Scan the lines below for the word "andare". Copy each line you find it in.

*** Dataset rows ***

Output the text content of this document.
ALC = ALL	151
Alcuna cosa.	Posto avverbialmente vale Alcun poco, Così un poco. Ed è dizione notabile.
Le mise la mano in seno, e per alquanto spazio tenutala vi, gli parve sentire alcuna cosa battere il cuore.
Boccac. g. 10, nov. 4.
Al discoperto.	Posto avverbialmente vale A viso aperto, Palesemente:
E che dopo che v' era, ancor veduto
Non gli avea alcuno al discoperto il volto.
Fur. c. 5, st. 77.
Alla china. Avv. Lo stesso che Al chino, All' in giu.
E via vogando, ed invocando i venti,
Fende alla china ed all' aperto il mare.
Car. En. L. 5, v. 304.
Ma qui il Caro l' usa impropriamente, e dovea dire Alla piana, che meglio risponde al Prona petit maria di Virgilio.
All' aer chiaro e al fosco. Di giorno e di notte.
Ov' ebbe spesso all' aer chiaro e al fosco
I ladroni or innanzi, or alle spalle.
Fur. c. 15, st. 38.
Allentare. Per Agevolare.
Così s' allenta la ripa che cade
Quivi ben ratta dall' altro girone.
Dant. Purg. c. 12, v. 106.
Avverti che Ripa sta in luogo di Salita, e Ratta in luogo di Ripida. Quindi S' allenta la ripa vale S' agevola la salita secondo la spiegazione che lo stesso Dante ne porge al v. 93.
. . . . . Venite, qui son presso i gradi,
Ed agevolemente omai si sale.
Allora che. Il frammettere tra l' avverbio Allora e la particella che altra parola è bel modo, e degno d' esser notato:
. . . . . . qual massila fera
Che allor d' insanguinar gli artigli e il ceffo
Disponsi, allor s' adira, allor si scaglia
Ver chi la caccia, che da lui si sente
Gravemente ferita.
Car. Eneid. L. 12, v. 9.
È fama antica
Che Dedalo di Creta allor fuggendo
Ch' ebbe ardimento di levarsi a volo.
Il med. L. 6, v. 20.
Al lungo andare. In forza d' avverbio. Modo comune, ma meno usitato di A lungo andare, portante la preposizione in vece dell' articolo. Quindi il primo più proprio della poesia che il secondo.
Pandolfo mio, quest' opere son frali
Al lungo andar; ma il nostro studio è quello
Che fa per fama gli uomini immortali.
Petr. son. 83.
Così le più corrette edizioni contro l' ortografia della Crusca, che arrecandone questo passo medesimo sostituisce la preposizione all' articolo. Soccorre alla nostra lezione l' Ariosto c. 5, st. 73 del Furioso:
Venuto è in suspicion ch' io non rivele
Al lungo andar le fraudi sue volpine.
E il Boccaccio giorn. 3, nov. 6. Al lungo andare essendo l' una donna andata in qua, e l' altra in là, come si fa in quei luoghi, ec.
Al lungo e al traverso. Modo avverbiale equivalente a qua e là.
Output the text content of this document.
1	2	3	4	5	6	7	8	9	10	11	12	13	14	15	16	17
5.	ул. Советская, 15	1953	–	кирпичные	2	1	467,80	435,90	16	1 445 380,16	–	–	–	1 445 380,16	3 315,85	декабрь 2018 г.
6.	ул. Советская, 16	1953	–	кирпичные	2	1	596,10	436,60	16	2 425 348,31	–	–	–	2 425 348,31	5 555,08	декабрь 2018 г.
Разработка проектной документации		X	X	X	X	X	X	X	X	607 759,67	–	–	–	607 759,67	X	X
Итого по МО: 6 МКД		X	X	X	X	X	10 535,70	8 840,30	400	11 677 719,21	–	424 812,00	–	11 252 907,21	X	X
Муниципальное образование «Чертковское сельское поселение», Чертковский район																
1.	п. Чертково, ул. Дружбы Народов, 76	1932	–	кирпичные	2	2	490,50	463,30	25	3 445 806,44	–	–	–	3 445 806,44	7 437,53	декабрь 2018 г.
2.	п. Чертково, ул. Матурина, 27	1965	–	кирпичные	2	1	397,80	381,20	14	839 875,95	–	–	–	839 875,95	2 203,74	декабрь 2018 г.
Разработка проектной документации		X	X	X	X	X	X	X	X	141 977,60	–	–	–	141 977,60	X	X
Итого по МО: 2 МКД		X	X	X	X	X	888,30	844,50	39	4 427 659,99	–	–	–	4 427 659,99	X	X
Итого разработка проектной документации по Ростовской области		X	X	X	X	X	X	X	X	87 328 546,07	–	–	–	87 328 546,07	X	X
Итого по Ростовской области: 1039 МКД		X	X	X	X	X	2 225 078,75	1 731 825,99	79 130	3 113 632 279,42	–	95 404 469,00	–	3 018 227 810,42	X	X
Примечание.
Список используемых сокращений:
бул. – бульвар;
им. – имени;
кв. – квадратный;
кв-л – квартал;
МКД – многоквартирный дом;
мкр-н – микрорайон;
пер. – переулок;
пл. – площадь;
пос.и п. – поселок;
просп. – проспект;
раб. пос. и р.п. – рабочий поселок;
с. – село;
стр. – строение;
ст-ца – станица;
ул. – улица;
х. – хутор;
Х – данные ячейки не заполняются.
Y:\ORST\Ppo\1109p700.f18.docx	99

***

### Problem solution:
Al lungo andare. In forza d' avverbio. Modo comune, ma meno usitato di A lungo andare, portante la preposizione in vece dell' articolo. Quindi il primo più proprio della poesia che il secondo.
E il Boccaccio giorn. 3, nov. 6. Al lungo andare essendo l' una donna andata in qua, e l' altra in là, come si fa in quei luoghi, ec.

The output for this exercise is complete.